** begin PROVIDED ENTRIES **
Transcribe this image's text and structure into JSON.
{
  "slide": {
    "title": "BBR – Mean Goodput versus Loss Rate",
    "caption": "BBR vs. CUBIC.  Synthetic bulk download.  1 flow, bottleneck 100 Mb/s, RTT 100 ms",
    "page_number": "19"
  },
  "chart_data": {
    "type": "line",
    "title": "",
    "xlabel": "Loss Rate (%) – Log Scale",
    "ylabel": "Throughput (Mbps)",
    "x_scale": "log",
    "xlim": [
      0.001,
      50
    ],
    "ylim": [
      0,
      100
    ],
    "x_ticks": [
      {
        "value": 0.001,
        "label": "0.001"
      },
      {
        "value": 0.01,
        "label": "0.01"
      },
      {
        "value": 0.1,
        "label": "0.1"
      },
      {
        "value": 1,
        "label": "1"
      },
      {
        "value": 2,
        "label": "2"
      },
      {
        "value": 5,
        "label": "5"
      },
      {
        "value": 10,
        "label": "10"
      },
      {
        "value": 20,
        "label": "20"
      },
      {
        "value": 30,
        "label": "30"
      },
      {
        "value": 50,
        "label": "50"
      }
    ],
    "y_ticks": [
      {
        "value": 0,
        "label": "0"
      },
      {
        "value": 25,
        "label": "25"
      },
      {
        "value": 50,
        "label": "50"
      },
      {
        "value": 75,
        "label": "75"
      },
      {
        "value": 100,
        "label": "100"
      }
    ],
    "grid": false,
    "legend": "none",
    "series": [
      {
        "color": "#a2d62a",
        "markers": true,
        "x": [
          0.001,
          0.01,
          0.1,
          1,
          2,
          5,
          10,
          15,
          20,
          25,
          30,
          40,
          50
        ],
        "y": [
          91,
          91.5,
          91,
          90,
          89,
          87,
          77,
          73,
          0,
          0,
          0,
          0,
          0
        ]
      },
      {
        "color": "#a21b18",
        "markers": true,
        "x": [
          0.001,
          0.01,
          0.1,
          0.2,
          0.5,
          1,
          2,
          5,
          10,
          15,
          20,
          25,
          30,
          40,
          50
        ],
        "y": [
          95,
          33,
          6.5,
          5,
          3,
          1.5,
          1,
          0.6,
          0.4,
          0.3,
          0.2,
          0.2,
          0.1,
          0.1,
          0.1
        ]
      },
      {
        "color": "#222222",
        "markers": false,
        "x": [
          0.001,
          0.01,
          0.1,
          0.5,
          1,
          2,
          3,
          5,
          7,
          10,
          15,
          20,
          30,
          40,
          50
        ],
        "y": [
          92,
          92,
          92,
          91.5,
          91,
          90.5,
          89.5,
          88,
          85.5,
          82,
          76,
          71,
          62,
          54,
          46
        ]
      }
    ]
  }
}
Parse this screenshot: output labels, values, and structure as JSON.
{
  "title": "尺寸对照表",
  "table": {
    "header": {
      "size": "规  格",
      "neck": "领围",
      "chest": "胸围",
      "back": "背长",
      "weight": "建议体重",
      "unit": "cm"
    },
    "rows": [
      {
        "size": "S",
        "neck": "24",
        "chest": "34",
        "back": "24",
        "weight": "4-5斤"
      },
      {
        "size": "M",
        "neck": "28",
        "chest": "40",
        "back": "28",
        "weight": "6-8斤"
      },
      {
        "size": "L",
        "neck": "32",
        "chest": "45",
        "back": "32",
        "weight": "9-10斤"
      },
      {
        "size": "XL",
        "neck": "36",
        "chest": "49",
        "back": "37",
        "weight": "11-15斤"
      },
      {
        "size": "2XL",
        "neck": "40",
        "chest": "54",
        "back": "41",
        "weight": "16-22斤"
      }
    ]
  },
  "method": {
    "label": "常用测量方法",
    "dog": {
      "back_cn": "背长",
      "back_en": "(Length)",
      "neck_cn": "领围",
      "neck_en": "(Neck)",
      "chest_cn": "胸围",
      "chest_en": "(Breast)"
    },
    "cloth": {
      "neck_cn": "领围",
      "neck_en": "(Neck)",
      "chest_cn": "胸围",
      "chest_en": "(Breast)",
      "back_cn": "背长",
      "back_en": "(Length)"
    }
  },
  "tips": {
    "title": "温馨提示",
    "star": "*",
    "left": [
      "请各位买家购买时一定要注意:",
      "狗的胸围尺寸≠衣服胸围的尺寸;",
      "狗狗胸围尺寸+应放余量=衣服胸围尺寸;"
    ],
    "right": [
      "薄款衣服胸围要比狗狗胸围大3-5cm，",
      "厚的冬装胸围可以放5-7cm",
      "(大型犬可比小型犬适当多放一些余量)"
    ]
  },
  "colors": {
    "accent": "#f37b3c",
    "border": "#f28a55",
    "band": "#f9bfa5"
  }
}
** end PROVIDED ENTRIES **
EXERCISE DIRECTIONS -
All of the material must be reproduced exactly.

COMPLETE RESPONSE -
Transcribe this image's text and structure into JSON.
{
  "slide": {
    "title": "BBR – Mean Goodput versus Loss Rate",
    "caption": "BBR vs. CUBIC.  Synthetic bulk download.  1 flow, bottleneck 100 Mb/s, RTT 100 ms",
    "page_number": "19"
  },
  "chart_data": {
    "type": "line",
    "title": "",
    "xlabel": "Loss Rate (%) – Log Scale",
    "ylabel": "Throughput (Mbps)",
    "x_scale": "log",
    "xlim": [
      0.001,
      50
    ],
    "ylim": [
      0,
      100
    ],
    "x_ticks": [
      {
        "value": 0.001,
        "label": "0.001"
      },
      {
        "value": 0.01,
        "label": "0.01"
      },
      {
        "value": 0.1,
        "label": "0.1"
      },
      {
        "value": 1,
        "label": "1"
      },
      {
        "value": 2,
        "label": "2"
      },
      {
        "value": 5,
        "label": "5"
      },
      {
        "value": 10,
        "label": "10"
      },
      {
        "value": 20,
        "label": "20"
      },
      {
        "value": 30,
        "label": "30"
      },
      {
        "value": 50,
        "label": "50"
      }
    ],
    "y_ticks": [
      {
        "value": 0,
        "label": "0"
      },
      {
        "value": 25,
        "label": "25"
      },
      {
        "value": 50,
        "label": "50"
      },
      {
        "value": 75,
        "label": "75"
      },
      {
        "value": 100,
        "label": "100"
      }
    ],
    "grid": false,
    "legend": "none",
    "series": [
      {
        "color": "#a2d62a",
        "markers": true,
        "x": [
          0.001,
          0.01,
          0.1,
          1,
          2,
          5,
          10,
          15,
          20,
          25,
          30,
          40,
          50
        ],
        "y": [
          91,
          91.5,
          91,
          90,
          89,
          87,
          77,
          73,
          0,
          0,
          0,
          0,
          0
        ]
      },
      {
        "color": "#a21b18",
        "markers": true,
        "x": [
          0.001,
          0.01,
          0.1,
          0.2,
          0.5,
          1,
          2,
          5,
          10,
          15,
          20,
          25,
          30,
          40,
          50
        ],
        "y": [
          95,
          33,
          6.5,
          5,
          3,
          1.5,
          1,
          0.6,
          0.4,
          0.3,
          0.2,
          0.2,
          0.1,
          0.1,
          0.1
        ]
      },
      {
        "color": "#222222",
        "markers": false,
        "x": [
          0.001,
          0.01,
          0.1,
          0.5,
          1,
          2,
          3,
          5,
          7,
          10,
          15,
          20,
          30,
          40,
          50
        ],
        "y": [
          92,
          92,
          92,
          91.5,
          91,
          90.5,
          89.5,
          88,
          85.5,
          82,
          76,
          71,
          62,
          54,
          46
        ]
      }
    ]
  }
}
Parse this screenshot: output labels, values, and structure as JSON.
{
  "title": "尺寸对照表",
  "table": {
    "header": {
      "size": "规  格",
      "neck": "领围",
      "chest": "胸围",
      "back": "背长",
      "weight": "建议体重",
      "unit": "cm"
    },
    "rows": [
      {
        "size": "S",
        "neck": "24",
        "chest": "34",
        "back": "24",
        "weight": "4-5斤"
      },
      {
        "size": "M",
        "neck": "28",
        "chest": "40",
        "back": "28",
        "weight": "6-8斤"
      },
      {
        "size": "L",
        "neck": "32",
        "chest": "45",
        "back": "32",
        "weight": "9-10斤"
      },
      {
        "size": "XL",
        "neck": "36",
        "chest": "49",
        "back": "37",
        "weight": "11-15斤"
      },
      {
        "size": "2XL",
        "neck": "40",
        "chest": "54",
        "back": "41",
        "weight": "16-22斤"
      }
    ]
  },
  "method": {
    "label": "常用测量方法",
    "dog": {
      "back_cn": "背长",
      "back_en": "(Length)",
      "neck_cn": "领围",
      "neck_en": "(Neck)",
      "chest_cn": "胸围",
      "chest_en": "(Breast)"
    },
    "cloth": {
      "neck_cn": "领围",
      "neck_en": "(Neck)",
      "chest_cn": "胸围",
      "chest_en": "(Breast)",
      "back_cn": "背长",
      "back_en": "(Length)"
    }
  },
  "tips": {
    "title": "温馨提示",
    "star": "*",
    "left": [
      "请各位买家购买时一定要注意:",
      "狗的胸围尺寸≠衣服胸围的尺寸;",
      "狗狗胸围尺寸+应放余量=衣服胸围尺寸;"
    ],
    "right": [
      "薄款衣服胸围要比狗狗胸围大3-5cm，",
      "厚的冬装胸围可以放5-7cm",
      "(大型犬可比小型犬适当多放一些余量)"
    ]
  },
  "colors": {
    "accent": "#f37b3c",
    "border": "#f28a55",
    "band": "#f9bfa5"
  }
}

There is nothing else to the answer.